Data entries for graphics
* * * * *
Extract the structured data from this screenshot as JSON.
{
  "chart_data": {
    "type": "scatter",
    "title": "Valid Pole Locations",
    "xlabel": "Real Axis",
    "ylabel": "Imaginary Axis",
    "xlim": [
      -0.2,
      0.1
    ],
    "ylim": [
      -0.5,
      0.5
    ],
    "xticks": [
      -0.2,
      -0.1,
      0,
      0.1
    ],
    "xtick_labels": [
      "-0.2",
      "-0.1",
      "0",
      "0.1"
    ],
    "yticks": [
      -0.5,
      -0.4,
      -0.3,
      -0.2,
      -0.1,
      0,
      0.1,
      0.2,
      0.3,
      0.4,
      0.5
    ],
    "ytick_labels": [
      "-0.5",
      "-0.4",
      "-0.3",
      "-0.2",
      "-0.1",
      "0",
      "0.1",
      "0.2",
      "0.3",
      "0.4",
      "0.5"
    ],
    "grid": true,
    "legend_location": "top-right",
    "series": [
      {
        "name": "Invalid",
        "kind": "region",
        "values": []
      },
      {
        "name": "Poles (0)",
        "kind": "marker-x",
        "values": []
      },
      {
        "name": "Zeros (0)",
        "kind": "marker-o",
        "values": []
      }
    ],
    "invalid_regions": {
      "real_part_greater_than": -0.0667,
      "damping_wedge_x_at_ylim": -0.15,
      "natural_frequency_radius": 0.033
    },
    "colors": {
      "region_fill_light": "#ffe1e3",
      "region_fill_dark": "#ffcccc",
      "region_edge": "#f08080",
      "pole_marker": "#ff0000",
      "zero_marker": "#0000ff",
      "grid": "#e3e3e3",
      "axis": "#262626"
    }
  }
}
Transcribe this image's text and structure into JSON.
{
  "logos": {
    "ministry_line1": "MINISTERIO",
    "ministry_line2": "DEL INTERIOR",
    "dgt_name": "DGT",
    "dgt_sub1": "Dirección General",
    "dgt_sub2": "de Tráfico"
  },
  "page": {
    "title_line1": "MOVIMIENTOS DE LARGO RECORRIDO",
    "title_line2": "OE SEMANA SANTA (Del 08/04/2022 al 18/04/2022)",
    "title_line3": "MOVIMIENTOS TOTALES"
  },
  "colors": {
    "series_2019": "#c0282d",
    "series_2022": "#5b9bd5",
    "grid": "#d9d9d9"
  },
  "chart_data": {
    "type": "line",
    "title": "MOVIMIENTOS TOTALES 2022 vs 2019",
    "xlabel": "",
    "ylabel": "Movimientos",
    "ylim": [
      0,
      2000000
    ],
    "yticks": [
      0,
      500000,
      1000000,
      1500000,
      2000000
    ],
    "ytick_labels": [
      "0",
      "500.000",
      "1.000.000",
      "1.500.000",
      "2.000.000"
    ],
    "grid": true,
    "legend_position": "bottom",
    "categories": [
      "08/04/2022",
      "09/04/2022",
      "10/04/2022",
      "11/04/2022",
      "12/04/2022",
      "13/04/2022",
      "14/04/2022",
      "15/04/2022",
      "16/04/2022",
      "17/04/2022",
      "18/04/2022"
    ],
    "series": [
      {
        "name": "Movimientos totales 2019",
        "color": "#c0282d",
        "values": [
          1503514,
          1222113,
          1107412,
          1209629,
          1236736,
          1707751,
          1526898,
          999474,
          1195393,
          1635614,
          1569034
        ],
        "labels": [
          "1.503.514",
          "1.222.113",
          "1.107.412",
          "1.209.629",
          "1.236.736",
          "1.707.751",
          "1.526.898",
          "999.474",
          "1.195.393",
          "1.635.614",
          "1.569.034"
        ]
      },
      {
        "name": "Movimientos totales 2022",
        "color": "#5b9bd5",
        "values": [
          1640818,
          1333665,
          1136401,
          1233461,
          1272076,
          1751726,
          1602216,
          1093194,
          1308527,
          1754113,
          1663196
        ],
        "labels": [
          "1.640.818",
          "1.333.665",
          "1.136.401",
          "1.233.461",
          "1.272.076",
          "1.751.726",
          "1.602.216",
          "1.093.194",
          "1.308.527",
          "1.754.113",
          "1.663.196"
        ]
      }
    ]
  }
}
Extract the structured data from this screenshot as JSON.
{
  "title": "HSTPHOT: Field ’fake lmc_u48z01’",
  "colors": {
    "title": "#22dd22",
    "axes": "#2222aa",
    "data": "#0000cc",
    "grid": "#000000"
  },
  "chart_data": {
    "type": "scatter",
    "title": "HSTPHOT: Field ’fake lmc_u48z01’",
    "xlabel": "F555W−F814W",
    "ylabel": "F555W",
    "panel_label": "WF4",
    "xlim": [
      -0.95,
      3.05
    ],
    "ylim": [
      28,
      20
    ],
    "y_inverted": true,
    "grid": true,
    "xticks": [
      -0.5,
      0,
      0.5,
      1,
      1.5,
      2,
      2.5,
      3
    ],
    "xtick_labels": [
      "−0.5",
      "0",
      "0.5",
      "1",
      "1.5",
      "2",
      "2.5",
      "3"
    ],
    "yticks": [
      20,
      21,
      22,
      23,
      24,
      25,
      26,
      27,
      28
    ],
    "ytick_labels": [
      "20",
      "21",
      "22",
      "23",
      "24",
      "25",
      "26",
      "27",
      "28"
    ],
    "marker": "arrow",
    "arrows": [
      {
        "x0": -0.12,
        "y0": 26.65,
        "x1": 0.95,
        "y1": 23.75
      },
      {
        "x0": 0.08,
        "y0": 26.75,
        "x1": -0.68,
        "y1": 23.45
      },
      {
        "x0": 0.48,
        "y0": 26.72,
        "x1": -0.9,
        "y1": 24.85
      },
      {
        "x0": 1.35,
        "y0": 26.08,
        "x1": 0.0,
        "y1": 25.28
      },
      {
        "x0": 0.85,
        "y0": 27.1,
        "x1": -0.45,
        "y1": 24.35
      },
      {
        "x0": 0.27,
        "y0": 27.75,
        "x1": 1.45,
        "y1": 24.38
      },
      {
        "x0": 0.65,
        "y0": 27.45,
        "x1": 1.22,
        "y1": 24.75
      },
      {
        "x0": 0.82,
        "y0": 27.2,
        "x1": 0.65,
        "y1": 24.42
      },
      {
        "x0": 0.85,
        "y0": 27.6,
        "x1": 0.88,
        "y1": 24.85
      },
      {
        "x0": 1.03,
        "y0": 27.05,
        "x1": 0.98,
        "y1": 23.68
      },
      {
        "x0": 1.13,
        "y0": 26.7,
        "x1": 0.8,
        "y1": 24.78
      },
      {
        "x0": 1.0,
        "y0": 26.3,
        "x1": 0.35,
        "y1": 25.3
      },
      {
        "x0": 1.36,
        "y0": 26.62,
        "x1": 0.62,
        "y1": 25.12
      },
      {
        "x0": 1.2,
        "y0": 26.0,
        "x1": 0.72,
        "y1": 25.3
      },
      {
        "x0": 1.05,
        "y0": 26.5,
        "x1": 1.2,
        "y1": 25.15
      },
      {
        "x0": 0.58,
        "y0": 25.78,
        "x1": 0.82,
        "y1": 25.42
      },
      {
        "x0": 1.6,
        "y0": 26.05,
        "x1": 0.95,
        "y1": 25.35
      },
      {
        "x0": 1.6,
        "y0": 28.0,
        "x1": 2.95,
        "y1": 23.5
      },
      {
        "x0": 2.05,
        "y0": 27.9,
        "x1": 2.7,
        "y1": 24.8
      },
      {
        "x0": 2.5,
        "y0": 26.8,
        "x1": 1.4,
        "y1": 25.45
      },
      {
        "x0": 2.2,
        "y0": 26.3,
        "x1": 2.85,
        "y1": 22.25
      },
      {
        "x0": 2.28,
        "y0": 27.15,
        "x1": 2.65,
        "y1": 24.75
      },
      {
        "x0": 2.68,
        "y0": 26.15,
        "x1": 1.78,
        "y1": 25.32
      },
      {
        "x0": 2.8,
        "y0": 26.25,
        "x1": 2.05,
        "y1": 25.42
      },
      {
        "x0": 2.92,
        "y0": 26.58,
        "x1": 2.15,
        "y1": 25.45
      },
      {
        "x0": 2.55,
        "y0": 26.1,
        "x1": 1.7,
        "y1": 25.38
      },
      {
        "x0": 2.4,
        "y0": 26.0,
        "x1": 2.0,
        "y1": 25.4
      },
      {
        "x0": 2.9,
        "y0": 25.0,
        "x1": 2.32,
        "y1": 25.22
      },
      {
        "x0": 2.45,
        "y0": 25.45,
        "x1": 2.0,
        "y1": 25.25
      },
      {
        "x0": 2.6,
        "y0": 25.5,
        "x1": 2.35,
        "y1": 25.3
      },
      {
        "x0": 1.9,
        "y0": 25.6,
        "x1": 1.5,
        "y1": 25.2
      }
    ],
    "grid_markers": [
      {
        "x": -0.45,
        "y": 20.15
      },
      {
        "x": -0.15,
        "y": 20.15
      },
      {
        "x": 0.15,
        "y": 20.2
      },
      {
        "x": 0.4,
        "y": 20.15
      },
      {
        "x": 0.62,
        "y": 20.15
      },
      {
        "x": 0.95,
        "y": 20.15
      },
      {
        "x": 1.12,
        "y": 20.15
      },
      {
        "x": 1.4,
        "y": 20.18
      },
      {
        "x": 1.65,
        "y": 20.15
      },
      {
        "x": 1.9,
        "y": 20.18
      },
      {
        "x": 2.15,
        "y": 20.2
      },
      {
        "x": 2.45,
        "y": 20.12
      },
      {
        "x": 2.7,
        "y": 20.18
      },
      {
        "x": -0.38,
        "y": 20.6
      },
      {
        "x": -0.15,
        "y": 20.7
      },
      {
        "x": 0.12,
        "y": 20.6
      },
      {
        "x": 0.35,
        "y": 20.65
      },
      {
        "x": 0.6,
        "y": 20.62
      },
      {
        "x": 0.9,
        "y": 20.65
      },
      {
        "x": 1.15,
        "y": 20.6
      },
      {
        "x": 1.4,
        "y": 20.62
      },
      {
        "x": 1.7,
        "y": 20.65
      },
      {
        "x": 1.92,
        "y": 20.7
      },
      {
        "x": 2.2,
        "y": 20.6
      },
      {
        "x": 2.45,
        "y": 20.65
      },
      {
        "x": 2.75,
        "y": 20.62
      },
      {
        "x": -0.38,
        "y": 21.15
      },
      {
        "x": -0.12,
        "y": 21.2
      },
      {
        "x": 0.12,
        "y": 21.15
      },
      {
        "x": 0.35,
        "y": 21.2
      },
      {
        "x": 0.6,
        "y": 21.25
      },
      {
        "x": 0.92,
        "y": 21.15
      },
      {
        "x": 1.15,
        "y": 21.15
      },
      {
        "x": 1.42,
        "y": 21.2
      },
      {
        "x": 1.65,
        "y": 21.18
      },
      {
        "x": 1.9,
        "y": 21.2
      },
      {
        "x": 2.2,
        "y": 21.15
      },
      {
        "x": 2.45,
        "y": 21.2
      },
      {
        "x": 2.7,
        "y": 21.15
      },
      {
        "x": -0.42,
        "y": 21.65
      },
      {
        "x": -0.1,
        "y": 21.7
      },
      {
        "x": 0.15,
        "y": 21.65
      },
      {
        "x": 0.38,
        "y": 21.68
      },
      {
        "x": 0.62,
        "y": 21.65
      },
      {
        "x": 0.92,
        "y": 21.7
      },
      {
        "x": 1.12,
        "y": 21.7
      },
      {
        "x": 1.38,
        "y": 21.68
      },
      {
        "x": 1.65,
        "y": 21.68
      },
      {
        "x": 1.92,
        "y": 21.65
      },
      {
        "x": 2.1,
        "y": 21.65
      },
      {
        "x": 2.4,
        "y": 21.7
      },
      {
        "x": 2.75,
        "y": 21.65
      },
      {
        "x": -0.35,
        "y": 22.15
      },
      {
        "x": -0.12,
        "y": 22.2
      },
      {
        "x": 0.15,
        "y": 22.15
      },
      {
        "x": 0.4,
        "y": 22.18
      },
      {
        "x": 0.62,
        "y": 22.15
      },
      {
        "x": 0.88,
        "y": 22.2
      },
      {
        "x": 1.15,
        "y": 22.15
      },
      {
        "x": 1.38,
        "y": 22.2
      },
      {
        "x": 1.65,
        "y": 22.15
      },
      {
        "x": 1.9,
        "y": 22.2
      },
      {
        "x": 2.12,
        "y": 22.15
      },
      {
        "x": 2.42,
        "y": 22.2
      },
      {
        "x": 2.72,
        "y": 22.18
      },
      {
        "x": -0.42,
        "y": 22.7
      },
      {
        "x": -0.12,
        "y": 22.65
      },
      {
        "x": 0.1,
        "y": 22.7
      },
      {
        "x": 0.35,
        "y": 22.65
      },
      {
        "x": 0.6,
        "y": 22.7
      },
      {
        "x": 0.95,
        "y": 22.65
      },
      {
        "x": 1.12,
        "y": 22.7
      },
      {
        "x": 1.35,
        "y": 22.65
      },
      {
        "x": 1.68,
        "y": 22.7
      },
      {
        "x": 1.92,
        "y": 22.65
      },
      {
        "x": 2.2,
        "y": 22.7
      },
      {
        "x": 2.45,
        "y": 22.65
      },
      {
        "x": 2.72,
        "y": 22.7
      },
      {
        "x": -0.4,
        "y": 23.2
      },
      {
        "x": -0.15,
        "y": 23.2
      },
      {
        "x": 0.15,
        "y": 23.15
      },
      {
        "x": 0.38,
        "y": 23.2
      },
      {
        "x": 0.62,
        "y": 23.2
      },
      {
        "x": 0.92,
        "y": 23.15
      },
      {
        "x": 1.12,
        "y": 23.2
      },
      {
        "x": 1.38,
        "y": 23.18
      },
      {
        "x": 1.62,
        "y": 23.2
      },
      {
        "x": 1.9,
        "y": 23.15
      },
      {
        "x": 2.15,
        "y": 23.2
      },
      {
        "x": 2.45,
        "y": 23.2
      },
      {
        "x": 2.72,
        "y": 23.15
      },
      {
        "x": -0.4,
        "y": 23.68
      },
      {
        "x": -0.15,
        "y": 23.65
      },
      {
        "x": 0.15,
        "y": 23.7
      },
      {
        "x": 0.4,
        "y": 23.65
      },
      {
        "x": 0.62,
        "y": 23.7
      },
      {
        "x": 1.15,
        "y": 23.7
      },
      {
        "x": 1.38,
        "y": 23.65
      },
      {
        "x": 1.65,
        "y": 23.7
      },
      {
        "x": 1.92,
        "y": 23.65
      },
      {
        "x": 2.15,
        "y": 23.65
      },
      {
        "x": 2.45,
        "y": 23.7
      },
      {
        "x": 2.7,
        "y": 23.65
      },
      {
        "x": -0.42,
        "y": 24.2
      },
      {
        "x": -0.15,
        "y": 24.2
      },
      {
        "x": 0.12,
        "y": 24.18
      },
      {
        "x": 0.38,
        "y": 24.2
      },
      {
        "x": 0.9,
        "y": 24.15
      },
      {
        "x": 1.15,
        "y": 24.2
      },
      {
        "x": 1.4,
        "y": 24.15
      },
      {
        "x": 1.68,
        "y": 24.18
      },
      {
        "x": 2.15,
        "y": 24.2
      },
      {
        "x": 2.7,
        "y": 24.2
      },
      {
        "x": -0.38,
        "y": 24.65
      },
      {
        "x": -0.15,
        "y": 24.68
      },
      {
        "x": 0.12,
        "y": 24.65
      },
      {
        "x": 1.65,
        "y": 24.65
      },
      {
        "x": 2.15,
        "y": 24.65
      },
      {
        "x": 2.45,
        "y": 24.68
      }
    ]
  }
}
* * * * *
WORK TO DO :: Search the listing above for the string "HSTPHOT". Copy every line that contains it.

ANSWER BELOW ::
  "title": "HSTPHOT: Field ’fake lmc_u48z01’",
    "title": "HSTPHOT: Field ’fake lmc_u48z01’",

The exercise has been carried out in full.